Please convert the material below into a Markdown table with two columns, Row and Line. Number each line and leave out any blank lines.

☆ ☆ ☆

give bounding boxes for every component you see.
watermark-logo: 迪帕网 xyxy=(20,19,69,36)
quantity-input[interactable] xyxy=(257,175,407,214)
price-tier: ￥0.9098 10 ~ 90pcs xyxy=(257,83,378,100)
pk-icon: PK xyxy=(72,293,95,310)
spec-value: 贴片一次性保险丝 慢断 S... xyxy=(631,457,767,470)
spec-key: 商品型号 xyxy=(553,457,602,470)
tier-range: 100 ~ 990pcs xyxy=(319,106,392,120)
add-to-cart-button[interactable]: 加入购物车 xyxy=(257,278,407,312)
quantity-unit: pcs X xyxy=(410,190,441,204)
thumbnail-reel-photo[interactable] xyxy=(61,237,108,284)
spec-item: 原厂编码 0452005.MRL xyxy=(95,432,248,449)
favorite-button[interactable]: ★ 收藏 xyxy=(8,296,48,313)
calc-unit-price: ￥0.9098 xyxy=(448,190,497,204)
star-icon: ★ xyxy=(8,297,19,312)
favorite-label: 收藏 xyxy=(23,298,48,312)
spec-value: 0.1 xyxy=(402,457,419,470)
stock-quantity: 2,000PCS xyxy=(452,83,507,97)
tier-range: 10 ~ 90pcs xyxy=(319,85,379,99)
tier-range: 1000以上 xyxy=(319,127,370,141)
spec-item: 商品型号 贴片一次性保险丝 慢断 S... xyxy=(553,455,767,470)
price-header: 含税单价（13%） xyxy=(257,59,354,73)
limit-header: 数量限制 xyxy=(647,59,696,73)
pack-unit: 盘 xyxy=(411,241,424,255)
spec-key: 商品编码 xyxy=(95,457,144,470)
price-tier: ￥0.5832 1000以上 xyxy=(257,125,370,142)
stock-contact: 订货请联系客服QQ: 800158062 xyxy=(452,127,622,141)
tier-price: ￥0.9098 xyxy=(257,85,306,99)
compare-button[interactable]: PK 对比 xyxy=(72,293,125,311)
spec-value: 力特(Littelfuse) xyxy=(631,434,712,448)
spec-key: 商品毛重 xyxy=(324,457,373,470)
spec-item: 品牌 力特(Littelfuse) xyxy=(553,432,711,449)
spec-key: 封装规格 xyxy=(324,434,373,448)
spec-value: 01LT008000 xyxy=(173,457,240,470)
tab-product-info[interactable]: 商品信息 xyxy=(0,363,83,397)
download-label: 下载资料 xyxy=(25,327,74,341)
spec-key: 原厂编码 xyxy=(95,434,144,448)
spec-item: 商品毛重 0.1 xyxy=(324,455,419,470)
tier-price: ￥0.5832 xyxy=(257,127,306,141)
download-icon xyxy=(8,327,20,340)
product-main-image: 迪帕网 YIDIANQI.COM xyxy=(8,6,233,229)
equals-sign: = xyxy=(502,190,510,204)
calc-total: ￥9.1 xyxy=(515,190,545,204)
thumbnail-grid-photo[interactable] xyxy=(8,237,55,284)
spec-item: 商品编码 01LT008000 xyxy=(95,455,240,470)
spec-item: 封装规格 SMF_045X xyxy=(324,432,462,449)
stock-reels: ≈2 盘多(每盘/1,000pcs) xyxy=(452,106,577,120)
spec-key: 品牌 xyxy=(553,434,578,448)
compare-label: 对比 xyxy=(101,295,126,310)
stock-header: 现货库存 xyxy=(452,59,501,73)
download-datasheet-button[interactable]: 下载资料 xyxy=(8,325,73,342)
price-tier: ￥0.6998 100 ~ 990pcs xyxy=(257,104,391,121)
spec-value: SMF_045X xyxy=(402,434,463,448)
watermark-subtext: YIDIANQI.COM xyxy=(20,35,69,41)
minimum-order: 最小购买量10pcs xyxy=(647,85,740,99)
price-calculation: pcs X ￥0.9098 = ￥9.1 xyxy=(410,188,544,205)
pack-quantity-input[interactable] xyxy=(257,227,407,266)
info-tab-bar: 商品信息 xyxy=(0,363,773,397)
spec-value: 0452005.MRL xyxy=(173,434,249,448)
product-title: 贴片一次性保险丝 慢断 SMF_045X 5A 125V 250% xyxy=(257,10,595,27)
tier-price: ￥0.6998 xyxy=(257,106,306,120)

☆ ☆ ☆

ANSWER FOR THE TASK
| Row | Line |
|---|---|
| 1 | give bounding boxes for every component you see. |
| 2 | watermark-logo: 迪帕网 xyxy=(20,19,69,36) |
| 3 | quantity-input[interactable] xyxy=(257,175,407,214) |
| 4 | price-tier: ￥0.9098 10 ~ 90pcs xyxy=(257,83,378,100) |
| 5 | pk-icon: PK xyxy=(72,293,95,310) |
| 6 | spec-value: 贴片一次性保险丝 慢断 S... xyxy=(631,457,767,470) |
| 7 | spec-key: 商品型号 xyxy=(553,457,602,470) |
| 8 | tier-range: 100 ~ 990pcs xyxy=(319,106,392,120) |
| 9 | add-to-cart-button[interactable]: 加入购物车 xyxy=(257,278,407,312) |
| 10 | quantity-unit: pcs X xyxy=(410,190,441,204) |
| 11 | thumbnail-reel-photo[interactable] xyxy=(61,237,108,284) |
| 12 | spec-item: 原厂编码 0452005.MRL xyxy=(95,432,248,449) |
| 13 | favorite-button[interactable]: ★ 收藏 xyxy=(8,296,48,313) |
| 14 | calc-unit-price: ￥0.9098 xyxy=(448,190,497,204) |
| 15 | star-icon: ★ xyxy=(8,297,19,312) |
| 16 | favorite-label: 收藏 xyxy=(23,298,48,312) |
| 17 | spec-value: 0.1 xyxy=(402,457,419,470) |
| 18 | stock-quantity: 2,000PCS xyxy=(452,83,507,97) |
| 19 | tier-range: 10 ~ 90pcs xyxy=(319,85,379,99) |
| 20 | tier-range: 1000以上 xyxy=(319,127,370,141) |
| 21 | spec-item: 商品型号 贴片一次性保险丝 慢断 S... xyxy=(553,455,767,470) |
| 22 | price-header: 含税单价（13%） xyxy=(257,59,354,73) |
| 23 | limit-header: 数量限制 xyxy=(647,59,696,73) |
| 24 | pack-unit: 盘 xyxy=(411,241,424,255) |
| 25 | spec-key: 商品编码 xyxy=(95,457,144,470) |
| 26 | price-tier: ￥0.5832 1000以上 xyxy=(257,125,370,142) |
| 27 | stock-contact: 订货请联系客服QQ: 800158062 xyxy=(452,127,622,141) |
| 28 | tier-price: ￥0.9098 xyxy=(257,85,306,99) |
| 29 | compare-button[interactable]: PK 对比 xyxy=(72,293,125,311) |
| 30 | spec-value: 力特(Littelfuse) xyxy=(631,434,712,448) |
| 31 | spec-key: 商品毛重 xyxy=(324,457,373,470) |
| 32 | spec-item: 品牌 力特(Littelfuse) xyxy=(553,432,711,449) |
| 33 | spec-key: 封装规格 xyxy=(324,434,373,448) |
| 34 | spec-value: 01LT008000 xyxy=(173,457,240,470) |
| 35 | tab-product-info[interactable]: 商品信息 xyxy=(0,363,83,397) |
| 36 | download-label: 下载资料 xyxy=(25,327,74,341) |
| 37 | spec-key: 原厂编码 xyxy=(95,434,144,448) |
| 38 | spec-item: 商品毛重 0.1 xyxy=(324,455,419,470) |
| 39 | tier-price: ￥0.5832 xyxy=(257,127,306,141) |
| 40 | download-icon xyxy=(8,327,20,340) |
| 41 | product-main-image: 迪帕网 YIDIANQI.COM xyxy=(8,6,233,229) |
| 42 | equals-sign: = xyxy=(502,190,510,204) |
| 43 | calc-total: ￥9.1 xyxy=(515,190,545,204) |
| 44 | thumbnail-grid-photo[interactable] xyxy=(8,237,55,284) |
| 45 | spec-item: 商品编码 01LT008000 xyxy=(95,455,240,470) |
| 46 | spec-item: 封装规格 SMF_045X xyxy=(324,432,462,449) |
| 47 | stock-reels: ≈2 盘多(每盘/1,000pcs) xyxy=(452,106,577,120) |
| 48 | spec-key: 品牌 xyxy=(553,434,578,448) |
| 49 | compare-label: 对比 xyxy=(101,295,126,310) |
| 50 | stock-header: 现货库存 xyxy=(452,59,501,73) |
| 51 | download-datasheet-button[interactable]: 下载资料 xyxy=(8,325,73,342) |
| 52 | price-tier: ￥0.6998 100 ~ 990pcs xyxy=(257,104,391,121) |
| 53 | spec-value: SMF_045X xyxy=(402,434,463,448) |
| 54 | watermark-subtext: YIDIANQI.COM xyxy=(20,35,69,41) |
| 55 | minimum-order: 最小购买量10pcs xyxy=(647,85,740,99) |
| 56 | price-calculation: pcs X ￥0.9098 = ￥9.1 xyxy=(410,188,544,205) |
| 57 | pack-quantity-input[interactable] xyxy=(257,227,407,266) |
| 58 | info-tab-bar: 商品信息 xyxy=(0,363,773,397) |
| 59 | spec-value: 0452005.MRL xyxy=(173,434,249,448) |
| 60 | product-title: 贴片一次性保险丝 慢断 SMF_045X 5A 125V 250% xyxy=(257,10,595,27) |
| 61 | tier-price: ￥0.6998 xyxy=(257,106,306,120) |